(Collection entries)
+ + + + +

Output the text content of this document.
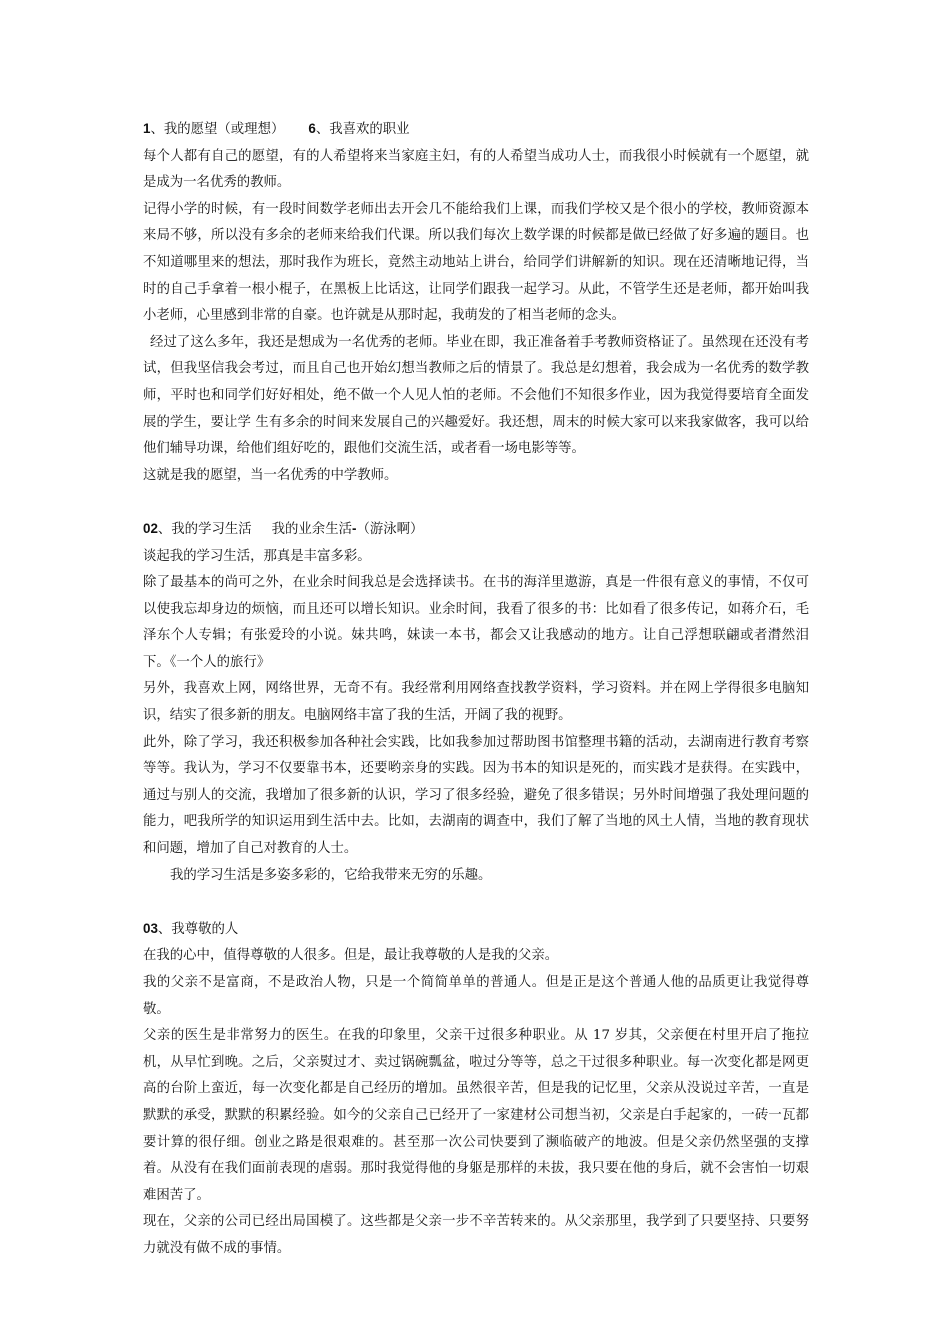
1、我的愿望（或理想） 6、我喜欢的职业

每个人都有自己的愿望，有的人希望将来当家庭主妇，有的人希望当成功人士，而我很小时候就有一个愿望，就是成为一名优秀的教师。

记得小学的时候，有一段时间数学老师出去开会几不能给我们上课，而我们学校又是个很小的学校，教师资源本来局不够，所以没有多余的老师来给我们代课。所以我们每次上数学课的时候都是做已经做了好多遍的题目。也不知道哪里来的想法，那时我作为班长，竟然主动地站上讲台，给同学们讲解新的知识。现在还清晰地记得，当时的自己手拿着一根小棍子，在黑板上比话这，让同学们跟我一起学习。从此，不管学生还是老师，都开始叫我小老师，心里感到非常的自豪。也许就是从那时起，我萌发的了相当老师的念头。

经过了这么多年，我还是想成为一名优秀的老师。毕业在即，我正准备着手考教师资格证了。虽然现在还没有考试，但我坚信我会考过，而且自己也开始幻想当教师之后的情景了。我总是幻想着，我会成为一名优秀的数学教师，平时也和同学们好好相处，绝不做一个人见人怕的老师。不会他们不知很多作业，因为我觉得要培育全面发展的学生，要让学 生有多余的时间来发展自己的兴趣爱好。我还想，周末的时候大家可以来我家做客，我可以给他们辅导功课，给他们组好吃的，跟他们交流生活，或者看一场电影等等。

这就是我的愿望，当一名优秀的中学教师。

02、我的学习生活 我的业余生活-（游泳啊）

谈起我的学习生活，那真是丰富多彩。

除了最基本的尚可之外，在业余时间我总是会选择读书。在书的海洋里遨游，真是一件很有意义的事情，不仅可以使我忘却身边的烦恼，而且还可以增长知识。业余时间，我看了很多的书：比如看了很多传记，如蒋介石，毛泽东个人专辑；有张爱玲的小说。妹共鸣，妹读一本书，都会又让我感动的地方。让自己浮想联翩或者潸然泪下。《一个人的旅行》

另外，我喜欢上网，网络世界，无奇不有。我经常利用网络查找教学资料，学习资料。并在网上学得很多电脑知识，结实了很多新的朋友。电脑网络丰富了我的生活，开阔了我的视野。

此外，除了学习，我还积极参加各种社会实践，比如我参加过帮助图书馆整理书籍的活动，去湖南进行教育考察等等。我认为，学习不仅要靠书本，还要哟亲身的实践。因为书本的知识是死的，而实践才是获得。在实践中，通过与别人的交流，我增加了很多新的认识，学习了很多经验，避免了很多错误；另外时间增强了我处理问题的能力，吧我所学的知识运用到生活中去。比如，去湖南的调查中，我们了解了当地的风土人情，当地的教育现状和问题，增加了自己对教育的人士。

我的学习生活是多姿多彩的，它给我带来无穷的乐趣。

03、我尊敬的人

在我的心中，值得尊敬的人很多。但是，最让我尊敬的人是我的父亲。

我的父亲不是富商，不是政治人物，只是一个简简单单的普通人。但是正是这个普通人他的品质更让我觉得尊敬。

父亲的医生是非常努力的医生。在我的印象里，父亲干过很多种职业。从 17 岁其，父亲便在村里开启了拖拉机，从早忙到晚。之后，父亲熨过才、卖过锅碗瓢盆，啦过分等等，总之干过很多种职业。每一次变化都是网更高的台阶上蛮近，每一次变化都是自己经历的增加。虽然很辛苦，但是我的记忆里，父亲从没说过辛苦，一直是默默的承受，默默的积累经验。如今的父亲自己已经开了一家建材公司想当初，父亲是白手起家的，一砖一瓦都要计算的很仔细。创业之路是很艰难的。甚至那一次公司快要到了濒临破产的地波。但是父亲仍然坚强的支撑着。从没有在我们面前表现的虐弱。那时我觉得他的身躯是那样的未拔，我只要在他的身后，就不会害怕一切艰难困苦了。

现在，父亲的公司已经出局国模了。这些都是父亲一步不辛苦转来的。从父亲那里，我学到了只要坚持、只要努力就没有做不成的事情。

+ + + + +

Problem to solve - Copy each line above precisely, dropping the pictures.

Exercise response -
Output the text content of this document.
1、我的愿望（或理想） 6、我喜欢的职业

每个人都有自己的愿望，有的人希望将来当家庭主妇，有的人希望当成功人士，而我很小时候就有一个愿望，就是成为一名优秀的教师。

记得小学的时候，有一段时间数学老师出去开会几不能给我们上课，而我们学校又是个很小的学校，教师资源本来局不够，所以没有多余的老师来给我们代课。所以我们每次上数学课的时候都是做已经做了好多遍的题目。也不知道哪里来的想法，那时我作为班长，竟然主动地站上讲台，给同学们讲解新的知识。现在还清晰地记得，当时的自己手拿着一根小棍子，在黑板上比话这，让同学们跟我一起学习。从此，不管学生还是老师，都开始叫我小老师，心里感到非常的自豪。也许就是从那时起，我萌发的了相当老师的念头。

经过了这么多年，我还是想成为一名优秀的老师。毕业在即，我正准备着手考教师资格证了。虽然现在还没有考试，但我坚信我会考过，而且自己也开始幻想当教师之后的情景了。我总是幻想着，我会成为一名优秀的数学教师，平时也和同学们好好相处，绝不做一个人见人怕的老师。不会他们不知很多作业，因为我觉得要培育全面发展的学生，要让学 生有多余的时间来发展自己的兴趣爱好。我还想，周末的时候大家可以来我家做客，我可以给他们辅导功课，给他们组好吃的，跟他们交流生活，或者看一场电影等等。

这就是我的愿望，当一名优秀的中学教师。

02、我的学习生活 我的业余生活-（游泳啊）

谈起我的学习生活，那真是丰富多彩。

除了最基本的尚可之外，在业余时间我总是会选择读书。在书的海洋里遨游，真是一件很有意义的事情，不仅可以使我忘却身边的烦恼，而且还可以增长知识。业余时间，我看了很多的书：比如看了很多传记，如蒋介石，毛泽东个人专辑；有张爱玲的小说。妹共鸣，妹读一本书，都会又让我感动的地方。让自己浮想联翩或者潸然泪下。《一个人的旅行》

另外，我喜欢上网，网络世界，无奇不有。我经常利用网络查找教学资料，学习资料。并在网上学得很多电脑知识，结实了很多新的朋友。电脑网络丰富了我的生活，开阔了我的视野。

此外，除了学习，我还积极参加各种社会实践，比如我参加过帮助图书馆整理书籍的活动，去湖南进行教育考察等等。我认为，学习不仅要靠书本，还要哟亲身的实践。因为书本的知识是死的，而实践才是获得。在实践中，通过与别人的交流，我增加了很多新的认识，学习了很多经验，避免了很多错误；另外时间增强了我处理问题的能力，吧我所学的知识运用到生活中去。比如，去湖南的调查中，我们了解了当地的风土人情，当地的教育现状和问题，增加了自己对教育的人士。

我的学习生活是多姿多彩的，它给我带来无穷的乐趣。

03、我尊敬的人

在我的心中，值得尊敬的人很多。但是，最让我尊敬的人是我的父亲。

我的父亲不是富商，不是政治人物，只是一个简简单单的普通人。但是正是这个普通人他的品质更让我觉得尊敬。

父亲的医生是非常努力的医生。在我的印象里，父亲干过很多种职业。从 17 岁其，父亲便在村里开启了拖拉机，从早忙到晚。之后，父亲熨过才、卖过锅碗瓢盆，啦过分等等，总之干过很多种职业。每一次变化都是网更高的台阶上蛮近，每一次变化都是自己经历的增加。虽然很辛苦，但是我的记忆里，父亲从没说过辛苦，一直是默默的承受，默默的积累经验。如今的父亲自己已经开了一家建材公司想当初，父亲是白手起家的，一砖一瓦都要计算的很仔细。创业之路是很艰难的。甚至那一次公司快要到了濒临破产的地波。但是父亲仍然坚强的支撑着。从没有在我们面前表现的虐弱。那时我觉得他的身躯是那样的未拔，我只要在他的身后，就不会害怕一切艰难困苦了。

现在，父亲的公司已经出局国模了。这些都是父亲一步不辛苦转来的。从父亲那里，我学到了只要坚持、只要努力就没有做不成的事情。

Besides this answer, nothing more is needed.